What the exercise asks:
Print verbatim everything from the start of the entries down to and including the line that contains "select-prefix: If your".

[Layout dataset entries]

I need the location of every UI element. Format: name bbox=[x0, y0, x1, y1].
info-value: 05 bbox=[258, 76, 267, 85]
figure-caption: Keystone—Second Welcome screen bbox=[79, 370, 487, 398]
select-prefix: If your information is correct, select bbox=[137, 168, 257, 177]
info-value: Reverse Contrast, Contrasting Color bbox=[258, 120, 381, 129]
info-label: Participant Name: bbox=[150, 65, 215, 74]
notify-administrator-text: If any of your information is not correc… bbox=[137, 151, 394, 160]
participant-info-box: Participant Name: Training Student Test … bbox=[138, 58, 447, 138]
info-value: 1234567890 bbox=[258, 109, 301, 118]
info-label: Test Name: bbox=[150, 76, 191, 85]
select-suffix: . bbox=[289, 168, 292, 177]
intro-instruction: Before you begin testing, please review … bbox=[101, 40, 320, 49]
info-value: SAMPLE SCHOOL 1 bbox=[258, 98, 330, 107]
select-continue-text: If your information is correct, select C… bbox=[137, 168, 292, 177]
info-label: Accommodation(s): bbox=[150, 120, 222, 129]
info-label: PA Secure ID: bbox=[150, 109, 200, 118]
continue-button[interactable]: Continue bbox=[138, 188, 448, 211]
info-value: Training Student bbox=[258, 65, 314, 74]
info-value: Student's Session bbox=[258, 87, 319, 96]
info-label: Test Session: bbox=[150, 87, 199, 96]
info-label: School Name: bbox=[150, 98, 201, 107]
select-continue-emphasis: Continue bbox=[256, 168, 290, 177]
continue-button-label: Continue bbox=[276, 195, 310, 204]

Result:
I need the location of every UI element. Format: name bbox=[x0, y0, x1, y1].
info-value: 05 bbox=[258, 76, 267, 85]
figure-caption: Keystone—Second Welcome screen bbox=[79, 370, 487, 398]
select-prefix: If your information is correct, select bbox=[137, 168, 257, 177]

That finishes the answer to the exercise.